The exercise: Repeat each line exactly as it is written.

Excerpted data:
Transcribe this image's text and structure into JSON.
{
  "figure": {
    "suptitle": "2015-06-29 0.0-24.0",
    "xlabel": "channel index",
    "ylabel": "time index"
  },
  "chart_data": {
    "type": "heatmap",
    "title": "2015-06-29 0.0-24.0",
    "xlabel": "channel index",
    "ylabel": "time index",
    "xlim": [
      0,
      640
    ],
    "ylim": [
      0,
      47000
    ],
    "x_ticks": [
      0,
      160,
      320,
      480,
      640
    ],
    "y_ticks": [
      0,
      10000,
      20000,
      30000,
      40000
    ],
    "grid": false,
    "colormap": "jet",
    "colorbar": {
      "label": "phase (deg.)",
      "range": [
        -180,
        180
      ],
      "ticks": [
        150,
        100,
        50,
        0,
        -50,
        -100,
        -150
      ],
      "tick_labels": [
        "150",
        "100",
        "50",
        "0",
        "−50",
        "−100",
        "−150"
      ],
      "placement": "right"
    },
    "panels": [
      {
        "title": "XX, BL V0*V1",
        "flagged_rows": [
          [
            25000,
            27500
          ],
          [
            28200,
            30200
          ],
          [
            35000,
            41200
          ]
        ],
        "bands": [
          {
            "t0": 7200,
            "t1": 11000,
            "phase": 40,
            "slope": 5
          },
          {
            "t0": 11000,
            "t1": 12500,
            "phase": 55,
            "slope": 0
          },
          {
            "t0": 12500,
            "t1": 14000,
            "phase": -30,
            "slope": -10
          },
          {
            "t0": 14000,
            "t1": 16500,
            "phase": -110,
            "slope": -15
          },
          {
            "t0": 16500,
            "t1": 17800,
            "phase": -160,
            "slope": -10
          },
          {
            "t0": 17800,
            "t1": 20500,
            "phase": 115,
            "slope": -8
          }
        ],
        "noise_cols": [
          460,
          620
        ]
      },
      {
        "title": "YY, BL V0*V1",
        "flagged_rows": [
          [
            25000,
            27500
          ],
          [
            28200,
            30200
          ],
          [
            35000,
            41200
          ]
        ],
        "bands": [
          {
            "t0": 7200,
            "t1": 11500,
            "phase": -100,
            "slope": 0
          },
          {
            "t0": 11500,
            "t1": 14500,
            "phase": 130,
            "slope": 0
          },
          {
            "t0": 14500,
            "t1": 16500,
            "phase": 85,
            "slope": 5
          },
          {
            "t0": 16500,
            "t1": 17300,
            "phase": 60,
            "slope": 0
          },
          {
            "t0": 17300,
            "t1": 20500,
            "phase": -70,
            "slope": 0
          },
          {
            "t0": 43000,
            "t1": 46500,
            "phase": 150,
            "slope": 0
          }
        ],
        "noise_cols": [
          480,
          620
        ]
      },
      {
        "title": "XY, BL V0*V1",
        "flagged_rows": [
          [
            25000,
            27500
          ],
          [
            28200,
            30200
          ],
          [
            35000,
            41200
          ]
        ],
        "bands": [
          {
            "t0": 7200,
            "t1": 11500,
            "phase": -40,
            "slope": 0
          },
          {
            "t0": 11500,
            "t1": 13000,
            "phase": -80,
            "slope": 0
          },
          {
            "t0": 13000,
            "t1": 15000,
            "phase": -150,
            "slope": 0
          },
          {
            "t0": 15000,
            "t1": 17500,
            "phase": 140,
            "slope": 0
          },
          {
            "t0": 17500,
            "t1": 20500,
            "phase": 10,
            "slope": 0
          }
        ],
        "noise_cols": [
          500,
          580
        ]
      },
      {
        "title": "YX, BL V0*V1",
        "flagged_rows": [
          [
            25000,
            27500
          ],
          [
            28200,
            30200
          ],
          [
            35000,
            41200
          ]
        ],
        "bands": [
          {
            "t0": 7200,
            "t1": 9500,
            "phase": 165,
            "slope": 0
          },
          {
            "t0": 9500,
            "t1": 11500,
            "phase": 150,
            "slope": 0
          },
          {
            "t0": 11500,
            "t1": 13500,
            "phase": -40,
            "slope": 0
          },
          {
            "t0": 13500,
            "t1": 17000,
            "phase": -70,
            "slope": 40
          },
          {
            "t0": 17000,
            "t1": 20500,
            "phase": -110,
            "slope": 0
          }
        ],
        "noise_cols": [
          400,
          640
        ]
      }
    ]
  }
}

Written reply:
Transcribe this image's text and structure into JSON.
{
  "figure": {
    "suptitle": "2015-06-29 0.0-24.0",
    "xlabel": "channel index",
    "ylabel": "time index"
  },
  "chart_data": {
    "type": "heatmap",
    "title": "2015-06-29 0.0-24.0",
    "xlabel": "channel index",
    "ylabel": "time index",
    "xlim": [
      0,
      640
    ],
    "ylim": [
      0,
      47000
    ],
    "x_ticks": [
      0,
      160,
      320,
      480,
      640
    ],
    "y_ticks": [
      0,
      10000,
      20000,
      30000,
      40000
    ],
    "grid": false,
    "colormap": "jet",
    "colorbar": {
      "label": "phase (deg.)",
      "range": [
        -180,
        180
      ],
      "ticks": [
        150,
        100,
        50,
        0,
        -50,
        -100,
        -150
      ],
      "tick_labels": [
        "150",
        "100",
        "50",
        "0",
        "−50",
        "−100",
        "−150"
      ],
      "placement": "right"
    },
    "panels": [
      {
        "title": "XX, BL V0*V1",
        "flagged_rows": [
          [
            25000,
            27500
          ],
          [
            28200,
            30200
          ],
          [
            35000,
            41200
          ]
        ],
        "bands": [
          {
            "t0": 7200,
            "t1": 11000,
            "phase": 40,
            "slope": 5
          },
          {
            "t0": 11000,
            "t1": 12500,
            "phase": 55,
            "slope": 0
          },
          {
            "t0": 12500,
            "t1": 14000,
            "phase": -30,
            "slope": -10
          },
          {
            "t0": 14000,
            "t1": 16500,
            "phase": -110,
            "slope": -15
          },
          {
            "t0": 16500,
            "t1": 17800,
            "phase": -160,
            "slope": -10
          },
          {
            "t0": 17800,
            "t1": 20500,
            "phase": 115,
            "slope": -8
          }
        ],
        "noise_cols": [
          460,
          620
        ]
      },
      {
        "title": "YY, BL V0*V1",
        "flagged_rows": [
          [
            25000,
            27500
          ],
          [
            28200,
            30200
          ],
          [
            35000,
            41200
          ]
        ],
        "bands": [
          {
            "t0": 7200,
            "t1": 11500,
            "phase": -100,
            "slope": 0
          },
          {
            "t0": 11500,
            "t1": 14500,
            "phase": 130,
            "slope": 0
          },
          {
            "t0": 14500,
            "t1": 16500,
            "phase": 85,
            "slope": 5
          },
          {
            "t0": 16500,
            "t1": 17300,
            "phase": 60,
            "slope": 0
          },
          {
            "t0": 17300,
            "t1": 20500,
            "phase": -70,
            "slope": 0
          },
          {
            "t0": 43000,
            "t1": 46500,
            "phase": 150,
            "slope": 0
          }
        ],
        "noise_cols": [
          480,
          620
        ]
      },
      {
        "title": "XY, BL V0*V1",
        "flagged_rows": [
          [
            25000,
            27500
          ],
          [
            28200,
            30200
          ],
          [
            35000,
            41200
          ]
        ],
        "bands": [
          {
            "t0": 7200,
            "t1": 11500,
            "phase": -40,
            "slope": 0
          },
          {
            "t0": 11500,
            "t1": 13000,
            "phase": -80,
            "slope": 0
          },
          {
            "t0": 13000,
            "t1": 15000,
            "phase": -150,
            "slope": 0
          },
          {
            "t0": 15000,
            "t1": 17500,
            "phase": 140,
            "slope": 0
          },
          {
            "t0": 17500,
            "t1": 20500,
            "phase": 10,
            "slope": 0
          }
        ],
        "noise_cols": [
          500,
          580
        ]
      },
      {
        "title": "YX, BL V0*V1",
        "flagged_rows": [
          [
            25000,
            27500
          ],
          [
            28200,
            30200
          ],
          [
            35000,
            41200
          ]
        ],
        "bands": [
          {
            "t0": 7200,
            "t1": 9500,
            "phase": 165,
            "slope": 0
          },
          {
            "t0": 9500,
            "t1": 11500,
            "phase": 150,
            "slope": 0
          },
          {
            "t0": 11500,
            "t1": 13500,
            "phase": -40,
            "slope": 0
          },
          {
            "t0": 13500,
            "t1": 17000,
            "phase": -70,
            "slope": 40
          },
          {
            "t0": 17000,
            "t1": 20500,
            "phase": -110,
            "slope": 0
          }
        ],
        "noise_cols": [
          400,
          640
        ]
      }
    ]
  }
}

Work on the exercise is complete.